**** Materials provided ****
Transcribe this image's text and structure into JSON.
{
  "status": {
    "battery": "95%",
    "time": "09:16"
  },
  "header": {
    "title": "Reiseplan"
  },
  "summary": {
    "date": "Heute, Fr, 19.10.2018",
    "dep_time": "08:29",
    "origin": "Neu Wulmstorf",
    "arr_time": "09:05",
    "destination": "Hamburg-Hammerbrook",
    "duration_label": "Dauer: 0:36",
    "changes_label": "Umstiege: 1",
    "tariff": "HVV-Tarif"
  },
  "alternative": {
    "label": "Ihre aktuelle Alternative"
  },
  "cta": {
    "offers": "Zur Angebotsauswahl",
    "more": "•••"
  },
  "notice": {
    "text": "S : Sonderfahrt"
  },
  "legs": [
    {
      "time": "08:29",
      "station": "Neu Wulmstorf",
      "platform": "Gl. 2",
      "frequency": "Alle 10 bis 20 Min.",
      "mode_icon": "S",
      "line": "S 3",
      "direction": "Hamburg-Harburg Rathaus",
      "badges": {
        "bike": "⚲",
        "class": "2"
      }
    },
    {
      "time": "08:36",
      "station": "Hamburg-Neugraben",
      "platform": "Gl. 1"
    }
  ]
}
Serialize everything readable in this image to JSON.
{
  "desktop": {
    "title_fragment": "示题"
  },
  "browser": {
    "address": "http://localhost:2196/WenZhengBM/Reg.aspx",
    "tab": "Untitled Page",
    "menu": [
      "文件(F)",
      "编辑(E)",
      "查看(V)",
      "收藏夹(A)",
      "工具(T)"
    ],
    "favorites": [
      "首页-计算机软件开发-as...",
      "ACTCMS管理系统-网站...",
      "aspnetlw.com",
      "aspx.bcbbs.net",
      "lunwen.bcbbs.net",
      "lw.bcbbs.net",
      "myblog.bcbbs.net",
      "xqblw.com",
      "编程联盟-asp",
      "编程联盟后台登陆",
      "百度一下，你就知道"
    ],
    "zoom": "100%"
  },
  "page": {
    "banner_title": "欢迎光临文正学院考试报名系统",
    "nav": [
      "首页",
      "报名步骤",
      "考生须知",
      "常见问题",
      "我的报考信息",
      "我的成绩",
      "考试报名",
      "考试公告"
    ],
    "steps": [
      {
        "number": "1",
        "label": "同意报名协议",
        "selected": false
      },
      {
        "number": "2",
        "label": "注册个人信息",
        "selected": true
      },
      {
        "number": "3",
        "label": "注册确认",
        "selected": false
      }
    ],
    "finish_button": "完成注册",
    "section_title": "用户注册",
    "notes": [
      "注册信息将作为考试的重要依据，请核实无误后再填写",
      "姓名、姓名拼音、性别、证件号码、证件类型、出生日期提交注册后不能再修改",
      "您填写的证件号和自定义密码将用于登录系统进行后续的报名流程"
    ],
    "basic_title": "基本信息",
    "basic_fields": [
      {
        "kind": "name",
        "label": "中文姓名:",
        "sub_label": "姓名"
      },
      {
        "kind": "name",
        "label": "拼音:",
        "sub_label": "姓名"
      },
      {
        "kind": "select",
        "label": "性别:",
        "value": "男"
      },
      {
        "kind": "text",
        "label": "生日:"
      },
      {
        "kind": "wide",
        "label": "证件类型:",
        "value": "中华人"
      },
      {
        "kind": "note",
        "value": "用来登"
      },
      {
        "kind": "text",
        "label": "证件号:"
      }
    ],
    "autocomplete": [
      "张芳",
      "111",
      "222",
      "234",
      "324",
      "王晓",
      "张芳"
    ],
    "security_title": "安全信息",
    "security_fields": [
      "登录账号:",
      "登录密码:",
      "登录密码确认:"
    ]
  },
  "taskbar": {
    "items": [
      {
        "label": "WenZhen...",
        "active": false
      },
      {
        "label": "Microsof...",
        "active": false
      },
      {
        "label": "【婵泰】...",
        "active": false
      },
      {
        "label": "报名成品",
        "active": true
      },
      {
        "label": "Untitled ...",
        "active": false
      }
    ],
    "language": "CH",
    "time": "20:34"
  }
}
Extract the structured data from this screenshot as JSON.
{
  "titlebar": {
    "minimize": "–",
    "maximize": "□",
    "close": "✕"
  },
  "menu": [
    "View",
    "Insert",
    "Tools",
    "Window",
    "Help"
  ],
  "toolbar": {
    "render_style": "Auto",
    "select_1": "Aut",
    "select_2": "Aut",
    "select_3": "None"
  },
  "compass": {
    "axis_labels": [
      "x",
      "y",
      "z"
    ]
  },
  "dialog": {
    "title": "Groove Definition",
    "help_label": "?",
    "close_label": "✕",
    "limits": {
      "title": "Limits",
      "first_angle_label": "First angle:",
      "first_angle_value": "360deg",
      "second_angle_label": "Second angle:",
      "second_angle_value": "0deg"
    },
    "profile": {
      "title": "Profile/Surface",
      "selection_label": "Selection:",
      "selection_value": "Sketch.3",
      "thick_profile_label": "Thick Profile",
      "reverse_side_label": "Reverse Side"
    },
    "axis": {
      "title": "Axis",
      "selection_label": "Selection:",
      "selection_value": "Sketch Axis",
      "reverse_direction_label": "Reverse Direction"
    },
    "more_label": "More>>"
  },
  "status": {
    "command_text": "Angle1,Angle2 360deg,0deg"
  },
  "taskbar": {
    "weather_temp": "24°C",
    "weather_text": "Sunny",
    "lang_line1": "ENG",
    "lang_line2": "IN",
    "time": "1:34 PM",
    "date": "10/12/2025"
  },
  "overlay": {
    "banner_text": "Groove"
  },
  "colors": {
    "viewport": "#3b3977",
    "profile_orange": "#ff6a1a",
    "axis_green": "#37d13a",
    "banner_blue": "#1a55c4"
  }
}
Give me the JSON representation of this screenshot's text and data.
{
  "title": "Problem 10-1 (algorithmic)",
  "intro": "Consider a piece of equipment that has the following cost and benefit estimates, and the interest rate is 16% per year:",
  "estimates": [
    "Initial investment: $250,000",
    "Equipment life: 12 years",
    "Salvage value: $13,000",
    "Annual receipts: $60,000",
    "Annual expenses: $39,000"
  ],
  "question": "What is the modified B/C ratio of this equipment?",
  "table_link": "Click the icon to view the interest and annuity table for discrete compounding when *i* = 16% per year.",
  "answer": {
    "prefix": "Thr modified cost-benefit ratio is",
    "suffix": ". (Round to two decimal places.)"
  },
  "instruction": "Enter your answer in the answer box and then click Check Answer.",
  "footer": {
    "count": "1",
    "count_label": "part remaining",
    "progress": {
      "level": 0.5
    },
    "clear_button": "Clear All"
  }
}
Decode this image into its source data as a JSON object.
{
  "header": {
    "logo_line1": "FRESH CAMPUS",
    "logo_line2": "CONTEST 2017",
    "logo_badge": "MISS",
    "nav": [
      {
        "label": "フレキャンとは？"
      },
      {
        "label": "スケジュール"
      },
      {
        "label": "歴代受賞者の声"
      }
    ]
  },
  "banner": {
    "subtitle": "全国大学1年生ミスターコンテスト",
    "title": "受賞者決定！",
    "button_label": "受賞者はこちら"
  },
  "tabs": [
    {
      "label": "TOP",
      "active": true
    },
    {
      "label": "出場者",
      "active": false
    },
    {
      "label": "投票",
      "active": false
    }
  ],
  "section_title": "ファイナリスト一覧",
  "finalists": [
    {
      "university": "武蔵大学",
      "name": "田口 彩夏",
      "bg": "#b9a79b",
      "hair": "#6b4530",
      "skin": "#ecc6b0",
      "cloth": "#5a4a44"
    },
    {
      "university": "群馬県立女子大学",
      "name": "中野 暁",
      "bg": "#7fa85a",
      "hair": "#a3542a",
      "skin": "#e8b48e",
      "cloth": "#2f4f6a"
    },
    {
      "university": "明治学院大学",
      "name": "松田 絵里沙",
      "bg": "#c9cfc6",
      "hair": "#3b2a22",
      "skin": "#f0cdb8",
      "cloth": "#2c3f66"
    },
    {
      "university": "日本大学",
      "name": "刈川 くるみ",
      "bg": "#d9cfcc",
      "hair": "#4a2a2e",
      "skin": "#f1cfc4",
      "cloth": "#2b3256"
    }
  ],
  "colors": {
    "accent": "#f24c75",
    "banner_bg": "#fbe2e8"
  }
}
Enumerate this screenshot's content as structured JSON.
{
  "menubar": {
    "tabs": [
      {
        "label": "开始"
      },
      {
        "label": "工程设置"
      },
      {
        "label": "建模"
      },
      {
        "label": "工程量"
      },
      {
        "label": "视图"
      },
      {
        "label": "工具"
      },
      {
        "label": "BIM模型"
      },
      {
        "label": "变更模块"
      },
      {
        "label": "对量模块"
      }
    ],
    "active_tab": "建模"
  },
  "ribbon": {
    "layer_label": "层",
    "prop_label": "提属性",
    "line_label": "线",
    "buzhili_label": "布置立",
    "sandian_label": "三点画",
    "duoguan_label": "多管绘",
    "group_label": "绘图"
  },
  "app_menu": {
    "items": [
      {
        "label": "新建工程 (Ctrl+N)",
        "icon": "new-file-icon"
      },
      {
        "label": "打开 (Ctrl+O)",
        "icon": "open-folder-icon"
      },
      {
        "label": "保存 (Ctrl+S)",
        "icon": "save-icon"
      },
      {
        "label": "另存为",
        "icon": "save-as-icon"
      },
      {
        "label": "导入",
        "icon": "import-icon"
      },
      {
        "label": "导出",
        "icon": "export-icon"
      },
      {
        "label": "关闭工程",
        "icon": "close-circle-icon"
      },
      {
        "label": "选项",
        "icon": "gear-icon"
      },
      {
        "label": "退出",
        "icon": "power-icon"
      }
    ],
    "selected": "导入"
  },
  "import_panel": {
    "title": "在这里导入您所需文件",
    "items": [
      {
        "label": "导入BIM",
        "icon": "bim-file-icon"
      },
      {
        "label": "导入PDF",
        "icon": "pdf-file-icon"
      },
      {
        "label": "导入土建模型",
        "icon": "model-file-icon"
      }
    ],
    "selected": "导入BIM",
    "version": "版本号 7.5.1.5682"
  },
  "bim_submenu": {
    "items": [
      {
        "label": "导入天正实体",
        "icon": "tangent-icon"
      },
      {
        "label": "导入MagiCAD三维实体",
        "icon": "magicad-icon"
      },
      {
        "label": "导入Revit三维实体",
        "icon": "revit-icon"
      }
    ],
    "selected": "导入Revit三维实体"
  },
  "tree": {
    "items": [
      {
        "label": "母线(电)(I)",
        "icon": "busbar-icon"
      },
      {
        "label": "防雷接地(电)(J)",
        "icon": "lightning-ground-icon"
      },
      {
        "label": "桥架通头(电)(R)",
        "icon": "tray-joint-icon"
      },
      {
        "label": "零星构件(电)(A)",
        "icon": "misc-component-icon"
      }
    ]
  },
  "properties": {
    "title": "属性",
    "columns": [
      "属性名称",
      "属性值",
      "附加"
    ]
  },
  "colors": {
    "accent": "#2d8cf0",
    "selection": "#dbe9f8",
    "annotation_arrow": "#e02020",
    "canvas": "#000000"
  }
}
****
**Exercise description**
Copy each line containing the word "skin" from the data.

**Result of this exercise**
      "skin": "#ecc6b0",
      "skin": "#e8b48e",
      "skin": "#f0cdb8",
      "skin": "#f1cfc4",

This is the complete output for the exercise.